WHAT YOU NEED TO DO: Go through the entries below and pick out every line with "contenitore".

-- RECORD EXTRACTS start --

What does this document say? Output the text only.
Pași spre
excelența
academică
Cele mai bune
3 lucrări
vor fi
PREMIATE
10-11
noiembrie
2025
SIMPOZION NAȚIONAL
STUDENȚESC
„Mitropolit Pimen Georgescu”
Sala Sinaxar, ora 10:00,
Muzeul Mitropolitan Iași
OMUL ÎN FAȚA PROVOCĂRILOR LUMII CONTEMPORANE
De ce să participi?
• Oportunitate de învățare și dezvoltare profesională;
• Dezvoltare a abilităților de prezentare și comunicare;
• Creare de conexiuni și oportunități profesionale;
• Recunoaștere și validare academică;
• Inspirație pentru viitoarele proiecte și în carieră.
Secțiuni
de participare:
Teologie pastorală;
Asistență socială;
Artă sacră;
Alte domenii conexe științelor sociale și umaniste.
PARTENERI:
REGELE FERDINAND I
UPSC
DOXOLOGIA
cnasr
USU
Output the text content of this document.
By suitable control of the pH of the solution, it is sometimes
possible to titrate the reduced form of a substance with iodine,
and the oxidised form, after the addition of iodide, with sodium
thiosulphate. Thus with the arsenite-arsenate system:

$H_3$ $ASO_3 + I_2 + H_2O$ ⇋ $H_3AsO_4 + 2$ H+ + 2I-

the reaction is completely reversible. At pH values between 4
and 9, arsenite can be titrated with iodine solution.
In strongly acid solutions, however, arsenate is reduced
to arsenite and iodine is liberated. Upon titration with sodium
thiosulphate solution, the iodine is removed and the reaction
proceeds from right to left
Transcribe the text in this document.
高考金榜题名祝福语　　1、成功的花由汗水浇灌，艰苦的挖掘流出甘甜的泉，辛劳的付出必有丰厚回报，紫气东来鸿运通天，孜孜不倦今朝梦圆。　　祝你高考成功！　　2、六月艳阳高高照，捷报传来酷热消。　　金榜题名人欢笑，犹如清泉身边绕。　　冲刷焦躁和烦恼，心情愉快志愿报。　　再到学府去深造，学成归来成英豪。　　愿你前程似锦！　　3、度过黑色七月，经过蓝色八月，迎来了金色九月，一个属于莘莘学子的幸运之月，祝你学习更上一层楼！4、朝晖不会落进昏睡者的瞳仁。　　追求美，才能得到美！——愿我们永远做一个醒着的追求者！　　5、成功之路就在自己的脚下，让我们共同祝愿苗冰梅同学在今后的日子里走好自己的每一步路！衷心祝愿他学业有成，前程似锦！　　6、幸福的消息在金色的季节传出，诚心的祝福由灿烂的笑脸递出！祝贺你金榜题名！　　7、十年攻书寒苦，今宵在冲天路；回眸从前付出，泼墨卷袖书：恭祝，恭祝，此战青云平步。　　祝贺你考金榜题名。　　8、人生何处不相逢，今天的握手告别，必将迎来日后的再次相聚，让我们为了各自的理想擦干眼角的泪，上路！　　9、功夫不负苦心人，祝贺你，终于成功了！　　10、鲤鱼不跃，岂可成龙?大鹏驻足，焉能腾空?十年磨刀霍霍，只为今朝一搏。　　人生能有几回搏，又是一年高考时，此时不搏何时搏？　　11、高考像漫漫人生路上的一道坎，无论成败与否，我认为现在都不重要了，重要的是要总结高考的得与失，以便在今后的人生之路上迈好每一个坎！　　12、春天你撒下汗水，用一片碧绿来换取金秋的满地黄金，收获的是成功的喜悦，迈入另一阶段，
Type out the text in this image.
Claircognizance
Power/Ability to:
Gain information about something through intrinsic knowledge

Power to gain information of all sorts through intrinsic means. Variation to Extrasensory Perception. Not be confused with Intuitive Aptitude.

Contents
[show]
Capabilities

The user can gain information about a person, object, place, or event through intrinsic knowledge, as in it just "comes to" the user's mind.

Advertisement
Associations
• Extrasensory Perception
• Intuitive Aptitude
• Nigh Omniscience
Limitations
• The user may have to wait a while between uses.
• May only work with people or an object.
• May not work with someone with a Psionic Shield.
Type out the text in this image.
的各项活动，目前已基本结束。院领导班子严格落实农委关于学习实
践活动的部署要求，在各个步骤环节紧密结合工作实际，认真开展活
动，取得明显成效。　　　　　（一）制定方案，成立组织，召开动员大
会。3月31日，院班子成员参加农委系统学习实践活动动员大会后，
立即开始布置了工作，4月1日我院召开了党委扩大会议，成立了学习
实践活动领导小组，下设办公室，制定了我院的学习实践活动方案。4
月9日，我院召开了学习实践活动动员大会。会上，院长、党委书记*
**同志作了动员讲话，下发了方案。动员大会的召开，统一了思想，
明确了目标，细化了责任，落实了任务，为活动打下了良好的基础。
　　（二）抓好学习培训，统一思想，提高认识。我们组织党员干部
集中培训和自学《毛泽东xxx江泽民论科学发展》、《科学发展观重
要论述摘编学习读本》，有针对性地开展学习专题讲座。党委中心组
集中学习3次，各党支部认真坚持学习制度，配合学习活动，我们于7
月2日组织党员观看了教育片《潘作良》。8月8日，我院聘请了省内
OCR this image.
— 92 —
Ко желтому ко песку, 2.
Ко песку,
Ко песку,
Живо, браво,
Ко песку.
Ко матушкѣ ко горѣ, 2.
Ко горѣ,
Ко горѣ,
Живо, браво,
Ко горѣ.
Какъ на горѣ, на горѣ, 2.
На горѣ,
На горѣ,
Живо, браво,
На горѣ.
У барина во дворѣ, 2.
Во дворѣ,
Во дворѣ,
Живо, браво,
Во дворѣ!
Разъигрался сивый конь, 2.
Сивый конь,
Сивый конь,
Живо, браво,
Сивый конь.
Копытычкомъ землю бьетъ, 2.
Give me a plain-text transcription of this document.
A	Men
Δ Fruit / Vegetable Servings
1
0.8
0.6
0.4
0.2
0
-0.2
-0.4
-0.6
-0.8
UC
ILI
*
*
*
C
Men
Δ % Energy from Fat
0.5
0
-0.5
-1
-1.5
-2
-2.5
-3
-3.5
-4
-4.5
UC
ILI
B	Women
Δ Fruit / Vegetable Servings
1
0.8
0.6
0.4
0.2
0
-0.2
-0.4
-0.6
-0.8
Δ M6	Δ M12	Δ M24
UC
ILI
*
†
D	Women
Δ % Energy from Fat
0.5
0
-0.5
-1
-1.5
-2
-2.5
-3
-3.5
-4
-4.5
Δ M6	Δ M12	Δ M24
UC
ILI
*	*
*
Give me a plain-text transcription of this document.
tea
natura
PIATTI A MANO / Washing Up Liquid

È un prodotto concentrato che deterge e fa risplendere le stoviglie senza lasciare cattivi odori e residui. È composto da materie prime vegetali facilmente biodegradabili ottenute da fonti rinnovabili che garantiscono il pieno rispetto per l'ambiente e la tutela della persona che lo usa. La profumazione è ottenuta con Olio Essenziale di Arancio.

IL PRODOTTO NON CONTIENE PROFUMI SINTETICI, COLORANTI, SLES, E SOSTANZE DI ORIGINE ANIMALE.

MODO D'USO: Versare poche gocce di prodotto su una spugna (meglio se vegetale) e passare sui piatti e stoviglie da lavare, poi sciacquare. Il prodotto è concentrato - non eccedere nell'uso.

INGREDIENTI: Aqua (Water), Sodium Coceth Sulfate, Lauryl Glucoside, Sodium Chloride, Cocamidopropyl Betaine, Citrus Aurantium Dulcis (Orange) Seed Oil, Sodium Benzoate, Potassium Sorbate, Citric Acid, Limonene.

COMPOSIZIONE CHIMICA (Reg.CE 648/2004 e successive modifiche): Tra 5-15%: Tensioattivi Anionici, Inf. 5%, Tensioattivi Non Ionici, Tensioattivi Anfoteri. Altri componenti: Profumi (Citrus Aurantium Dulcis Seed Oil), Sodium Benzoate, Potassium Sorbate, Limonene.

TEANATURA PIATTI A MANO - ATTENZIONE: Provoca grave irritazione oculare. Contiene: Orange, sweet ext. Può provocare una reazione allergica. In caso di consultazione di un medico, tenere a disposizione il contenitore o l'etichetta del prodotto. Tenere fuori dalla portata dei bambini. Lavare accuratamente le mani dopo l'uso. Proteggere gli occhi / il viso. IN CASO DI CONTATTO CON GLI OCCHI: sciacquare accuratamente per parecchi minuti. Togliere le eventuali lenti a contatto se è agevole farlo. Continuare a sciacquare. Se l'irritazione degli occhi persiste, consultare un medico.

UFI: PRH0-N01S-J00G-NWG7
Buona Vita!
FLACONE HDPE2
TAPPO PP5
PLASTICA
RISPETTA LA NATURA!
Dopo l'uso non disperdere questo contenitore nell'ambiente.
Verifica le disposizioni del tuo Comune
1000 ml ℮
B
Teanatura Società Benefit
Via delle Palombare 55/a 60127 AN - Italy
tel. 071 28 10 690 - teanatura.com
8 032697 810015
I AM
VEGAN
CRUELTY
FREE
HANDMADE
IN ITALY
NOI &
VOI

-- RECORD EXTRACTS end --

THE RESULT:
TEANATURA PIATTI A MANO - ATTENZIONE: Provoca grave irritazione oculare. Contiene: Orange, sweet ext. Può provocare una reazione allergica. In caso di consultazione di un medico, tenere a disposizione il contenitore o l'etichetta del prodotto. Tenere fuori dalla portata dei bambini. Lavare accuratamente le mani dopo l'uso. Proteggere gli occhi / il viso. IN CASO DI CONTATTO CON GLI OCCHI: sciacquare accuratamente per parecchi minuti. Togliere le eventuali lenti a contatto se è agevole farlo. Continuare a sciacquare. Se l'irritazione degli occhi persiste, consultare un medico.
Dopo l'uso non disperdere questo contenitore nell'ambiente.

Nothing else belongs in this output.